#### [SET TASK]
Your task is to transcribe all of the data below exactly, omitting the images.

#### [SUPPLIED MATERIAL]
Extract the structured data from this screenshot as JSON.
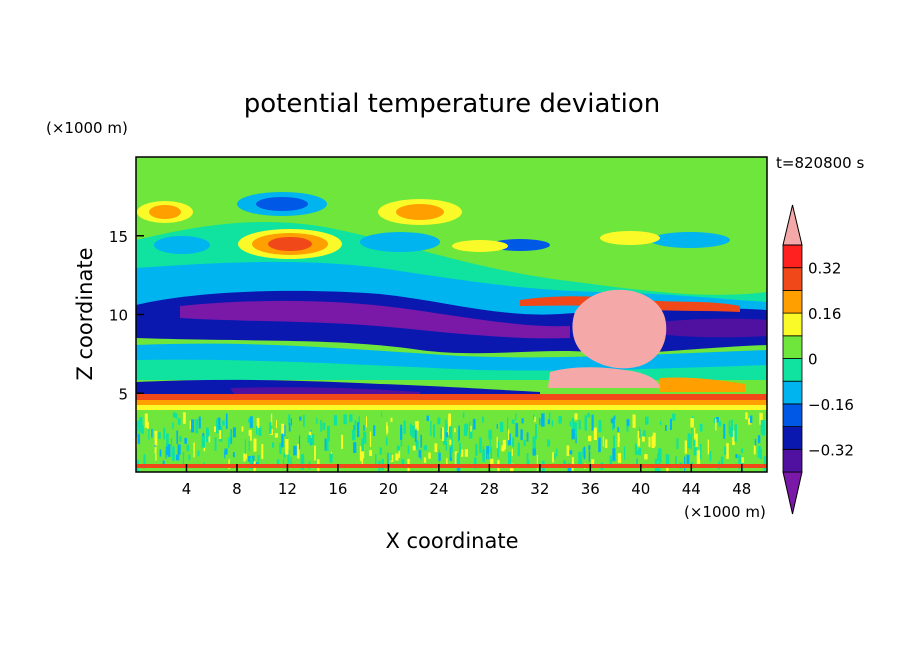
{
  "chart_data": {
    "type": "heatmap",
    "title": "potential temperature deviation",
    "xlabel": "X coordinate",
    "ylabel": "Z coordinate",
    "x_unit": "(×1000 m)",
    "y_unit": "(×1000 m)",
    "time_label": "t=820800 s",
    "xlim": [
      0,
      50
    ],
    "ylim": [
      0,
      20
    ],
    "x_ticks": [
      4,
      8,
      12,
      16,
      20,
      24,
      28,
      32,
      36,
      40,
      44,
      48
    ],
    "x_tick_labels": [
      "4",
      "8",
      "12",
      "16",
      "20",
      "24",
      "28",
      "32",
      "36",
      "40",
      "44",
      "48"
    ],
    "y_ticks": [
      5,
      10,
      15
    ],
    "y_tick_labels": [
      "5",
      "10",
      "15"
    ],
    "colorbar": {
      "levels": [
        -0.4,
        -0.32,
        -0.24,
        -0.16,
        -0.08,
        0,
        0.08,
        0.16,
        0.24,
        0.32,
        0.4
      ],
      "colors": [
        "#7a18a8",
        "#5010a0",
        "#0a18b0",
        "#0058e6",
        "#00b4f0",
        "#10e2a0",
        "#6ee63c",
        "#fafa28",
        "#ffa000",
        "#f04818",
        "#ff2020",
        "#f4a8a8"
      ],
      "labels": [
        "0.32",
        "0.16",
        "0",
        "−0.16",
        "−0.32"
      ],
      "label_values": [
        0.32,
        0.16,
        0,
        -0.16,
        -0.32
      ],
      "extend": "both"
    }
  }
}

#### [OUTPUT BELOW]
Extract the structured data from this screenshot as JSON.
{
  "chart_data": {
    "type": "heatmap",
    "title": "potential temperature deviation",
    "xlabel": "X coordinate",
    "ylabel": "Z coordinate",
    "x_unit": "(×1000 m)",
    "y_unit": "(×1000 m)",
    "time_label": "t=820800 s",
    "xlim": [
      0,
      50
    ],
    "ylim": [
      0,
      20
    ],
    "x_ticks": [
      4,
      8,
      12,
      16,
      20,
      24,
      28,
      32,
      36,
      40,
      44,
      48
    ],
    "x_tick_labels": [
      "4",
      "8",
      "12",
      "16",
      "20",
      "24",
      "28",
      "32",
      "36",
      "40",
      "44",
      "48"
    ],
    "y_ticks": [
      5,
      10,
      15
    ],
    "y_tick_labels": [
      "5",
      "10",
      "15"
    ],
    "colorbar": {
      "levels": [
        -0.4,
        -0.32,
        -0.24,
        -0.16,
        -0.08,
        0,
        0.08,
        0.16,
        0.24,
        0.32,
        0.4
      ],
      "colors": [
        "#7a18a8",
        "#5010a0",
        "#0a18b0",
        "#0058e6",
        "#00b4f0",
        "#10e2a0",
        "#6ee63c",
        "#fafa28",
        "#ffa000",
        "#f04818",
        "#ff2020",
        "#f4a8a8"
      ],
      "labels": [
        "0.32",
        "0.16",
        "0",
        "−0.16",
        "−0.32"
      ],
      "label_values": [
        0.32,
        0.16,
        0,
        -0.16,
        -0.32
      ],
      "extend": "both"
    }
  }
}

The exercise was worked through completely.